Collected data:
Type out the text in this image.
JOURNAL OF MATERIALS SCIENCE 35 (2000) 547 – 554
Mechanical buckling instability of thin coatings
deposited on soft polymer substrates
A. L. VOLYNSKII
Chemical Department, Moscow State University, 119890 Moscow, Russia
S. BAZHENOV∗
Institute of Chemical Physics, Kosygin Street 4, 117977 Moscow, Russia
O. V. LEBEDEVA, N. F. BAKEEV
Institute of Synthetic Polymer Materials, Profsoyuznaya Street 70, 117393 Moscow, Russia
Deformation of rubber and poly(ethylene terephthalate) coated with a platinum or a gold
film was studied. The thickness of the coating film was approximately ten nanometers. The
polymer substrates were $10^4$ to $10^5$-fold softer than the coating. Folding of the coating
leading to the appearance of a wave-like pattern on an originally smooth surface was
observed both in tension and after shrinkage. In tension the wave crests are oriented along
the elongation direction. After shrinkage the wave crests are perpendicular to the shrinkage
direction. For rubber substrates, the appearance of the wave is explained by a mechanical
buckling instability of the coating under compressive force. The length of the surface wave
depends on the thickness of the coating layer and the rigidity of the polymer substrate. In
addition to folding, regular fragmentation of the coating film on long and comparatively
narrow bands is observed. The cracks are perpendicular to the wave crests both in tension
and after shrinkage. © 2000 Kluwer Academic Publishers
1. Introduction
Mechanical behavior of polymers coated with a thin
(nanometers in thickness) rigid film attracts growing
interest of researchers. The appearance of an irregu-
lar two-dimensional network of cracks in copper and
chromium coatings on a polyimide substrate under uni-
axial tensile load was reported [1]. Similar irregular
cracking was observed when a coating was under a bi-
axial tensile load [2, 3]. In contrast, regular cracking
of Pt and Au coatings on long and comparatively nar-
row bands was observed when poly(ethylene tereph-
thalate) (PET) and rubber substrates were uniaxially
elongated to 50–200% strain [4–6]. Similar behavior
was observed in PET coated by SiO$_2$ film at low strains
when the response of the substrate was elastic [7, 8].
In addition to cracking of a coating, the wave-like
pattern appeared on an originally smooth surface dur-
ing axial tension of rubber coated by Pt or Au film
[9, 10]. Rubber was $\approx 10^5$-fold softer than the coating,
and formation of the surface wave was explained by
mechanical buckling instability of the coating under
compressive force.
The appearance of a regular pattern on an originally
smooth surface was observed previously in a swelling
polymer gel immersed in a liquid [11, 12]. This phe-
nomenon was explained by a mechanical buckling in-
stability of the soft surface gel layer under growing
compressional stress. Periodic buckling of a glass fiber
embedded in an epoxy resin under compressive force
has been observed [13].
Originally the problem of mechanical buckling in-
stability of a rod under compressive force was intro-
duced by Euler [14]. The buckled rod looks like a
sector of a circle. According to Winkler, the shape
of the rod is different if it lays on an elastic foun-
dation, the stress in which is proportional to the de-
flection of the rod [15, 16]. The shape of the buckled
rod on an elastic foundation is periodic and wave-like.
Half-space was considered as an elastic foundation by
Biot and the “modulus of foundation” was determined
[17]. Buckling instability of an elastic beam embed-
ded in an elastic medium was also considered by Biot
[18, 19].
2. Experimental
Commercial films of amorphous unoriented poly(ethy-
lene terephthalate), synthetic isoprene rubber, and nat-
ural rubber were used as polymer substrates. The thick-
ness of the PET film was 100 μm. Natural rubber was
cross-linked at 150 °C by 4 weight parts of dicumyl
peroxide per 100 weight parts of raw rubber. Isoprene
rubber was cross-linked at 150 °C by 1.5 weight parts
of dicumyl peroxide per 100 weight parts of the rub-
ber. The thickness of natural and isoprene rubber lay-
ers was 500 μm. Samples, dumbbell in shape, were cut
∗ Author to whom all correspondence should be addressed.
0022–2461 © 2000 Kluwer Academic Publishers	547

**Description of the task**
Using the listing, collect all lines in which the string "parts" is found.

**Correct answer**
cross-linked at 150 °C by 4 weight parts of dicumyl
peroxide per 100 weight parts of raw rubber. Isoprene
rubber was cross-linked at 150 °C by 1.5 weight parts
of dicumyl peroxide per 100 weight parts of the rub-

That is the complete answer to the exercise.